• [Data]
■ ■ ■ ■

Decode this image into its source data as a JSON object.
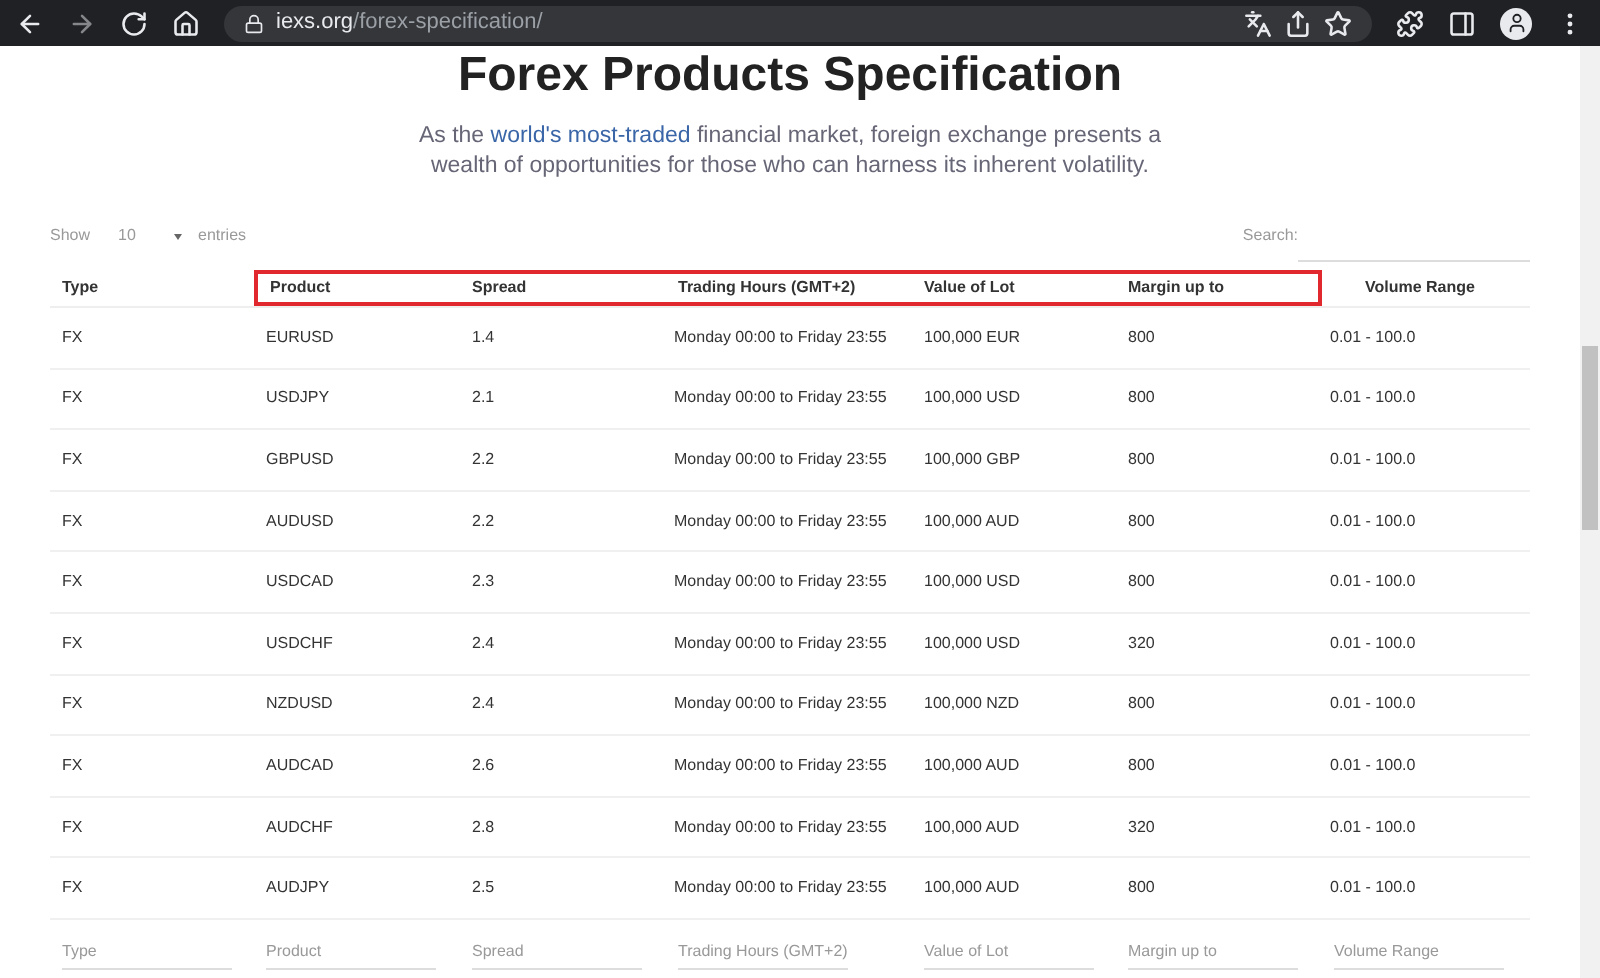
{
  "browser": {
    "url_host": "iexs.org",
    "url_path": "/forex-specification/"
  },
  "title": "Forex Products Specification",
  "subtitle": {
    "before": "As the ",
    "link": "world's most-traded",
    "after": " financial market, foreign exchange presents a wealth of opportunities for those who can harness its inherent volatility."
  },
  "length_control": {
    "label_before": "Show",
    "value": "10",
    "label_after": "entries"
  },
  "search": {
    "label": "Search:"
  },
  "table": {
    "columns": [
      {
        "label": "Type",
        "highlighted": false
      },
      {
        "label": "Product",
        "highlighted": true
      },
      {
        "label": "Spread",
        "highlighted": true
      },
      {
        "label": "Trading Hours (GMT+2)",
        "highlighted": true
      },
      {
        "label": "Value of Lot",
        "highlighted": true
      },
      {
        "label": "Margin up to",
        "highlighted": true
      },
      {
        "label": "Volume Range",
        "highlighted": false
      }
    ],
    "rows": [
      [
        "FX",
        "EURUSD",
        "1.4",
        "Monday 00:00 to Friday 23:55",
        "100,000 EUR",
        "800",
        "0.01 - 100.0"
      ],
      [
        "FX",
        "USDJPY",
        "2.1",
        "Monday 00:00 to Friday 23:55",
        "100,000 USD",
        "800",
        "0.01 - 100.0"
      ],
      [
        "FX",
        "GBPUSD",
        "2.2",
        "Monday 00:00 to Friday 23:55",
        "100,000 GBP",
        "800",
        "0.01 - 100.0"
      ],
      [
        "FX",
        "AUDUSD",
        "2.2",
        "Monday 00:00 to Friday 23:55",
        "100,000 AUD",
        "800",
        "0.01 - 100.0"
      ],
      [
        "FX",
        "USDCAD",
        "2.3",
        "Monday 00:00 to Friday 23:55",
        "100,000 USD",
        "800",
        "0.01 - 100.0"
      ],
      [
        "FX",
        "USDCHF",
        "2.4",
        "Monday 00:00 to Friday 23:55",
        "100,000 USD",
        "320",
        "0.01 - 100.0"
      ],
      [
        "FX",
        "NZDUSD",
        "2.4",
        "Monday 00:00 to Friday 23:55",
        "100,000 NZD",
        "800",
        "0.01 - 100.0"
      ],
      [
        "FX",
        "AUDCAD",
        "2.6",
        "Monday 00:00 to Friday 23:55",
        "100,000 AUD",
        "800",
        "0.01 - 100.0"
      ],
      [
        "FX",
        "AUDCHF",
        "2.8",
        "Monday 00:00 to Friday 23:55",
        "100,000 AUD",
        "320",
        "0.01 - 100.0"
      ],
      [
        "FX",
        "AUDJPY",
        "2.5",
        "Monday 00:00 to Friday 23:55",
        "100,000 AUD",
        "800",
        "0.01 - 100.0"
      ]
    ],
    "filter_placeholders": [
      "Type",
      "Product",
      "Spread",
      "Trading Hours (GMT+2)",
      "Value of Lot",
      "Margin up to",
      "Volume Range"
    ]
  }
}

■ ■ ■ ■

• [Given task]
Exclude the pictures. Write out the remaining data exactly.

• [Answer to the exercise]
Decode this image into its source data as a JSON object.
{
  "browser": {
    "url_host": "iexs.org",
    "url_path": "/forex-specification/"
  },
  "title": "Forex Products Specification",
  "subtitle": {
    "before": "As the ",
    "link": "world's most-traded",
    "after": " financial market, foreign exchange presents a wealth of opportunities for those who can harness its inherent volatility."
  },
  "length_control": {
    "label_before": "Show",
    "value": "10",
    "label_after": "entries"
  },
  "search": {
    "label": "Search:"
  },
  "table": {
    "columns": [
      {
        "label": "Type",
        "highlighted": false
      },
      {
        "label": "Product",
        "highlighted": true
      },
      {
        "label": "Spread",
        "highlighted": true
      },
      {
        "label": "Trading Hours (GMT+2)",
        "highlighted": true
      },
      {
        "label": "Value of Lot",
        "highlighted": true
      },
      {
        "label": "Margin up to",
        "highlighted": true
      },
      {
        "label": "Volume Range",
        "highlighted": false
      }
    ],
    "rows": [
      [
        "FX",
        "EURUSD",
        "1.4",
        "Monday 00:00 to Friday 23:55",
        "100,000 EUR",
        "800",
        "0.01 - 100.0"
      ],
      [
        "FX",
        "USDJPY",
        "2.1",
        "Monday 00:00 to Friday 23:55",
        "100,000 USD",
        "800",
        "0.01 - 100.0"
      ],
      [
        "FX",
        "GBPUSD",
        "2.2",
        "Monday 00:00 to Friday 23:55",
        "100,000 GBP",
        "800",
        "0.01 - 100.0"
      ],
      [
        "FX",
        "AUDUSD",
        "2.2",
        "Monday 00:00 to Friday 23:55",
        "100,000 AUD",
        "800",
        "0.01 - 100.0"
      ],
      [
        "FX",
        "USDCAD",
        "2.3",
        "Monday 00:00 to Friday 23:55",
        "100,000 USD",
        "800",
        "0.01 - 100.0"
      ],
      [
        "FX",
        "USDCHF",
        "2.4",
        "Monday 00:00 to Friday 23:55",
        "100,000 USD",
        "320",
        "0.01 - 100.0"
      ],
      [
        "FX",
        "NZDUSD",
        "2.4",
        "Monday 00:00 to Friday 23:55",
        "100,000 NZD",
        "800",
        "0.01 - 100.0"
      ],
      [
        "FX",
        "AUDCAD",
        "2.6",
        "Monday 00:00 to Friday 23:55",
        "100,000 AUD",
        "800",
        "0.01 - 100.0"
      ],
      [
        "FX",
        "AUDCHF",
        "2.8",
        "Monday 00:00 to Friday 23:55",
        "100,000 AUD",
        "320",
        "0.01 - 100.0"
      ],
      [
        "FX",
        "AUDJPY",
        "2.5",
        "Monday 00:00 to Friday 23:55",
        "100,000 AUD",
        "800",
        "0.01 - 100.0"
      ]
    ],
    "filter_placeholders": [
      "Type",
      "Product",
      "Spread",
      "Trading Hours (GMT+2)",
      "Value of Lot",
      "Margin up to",
      "Volume Range"
    ]
  }
}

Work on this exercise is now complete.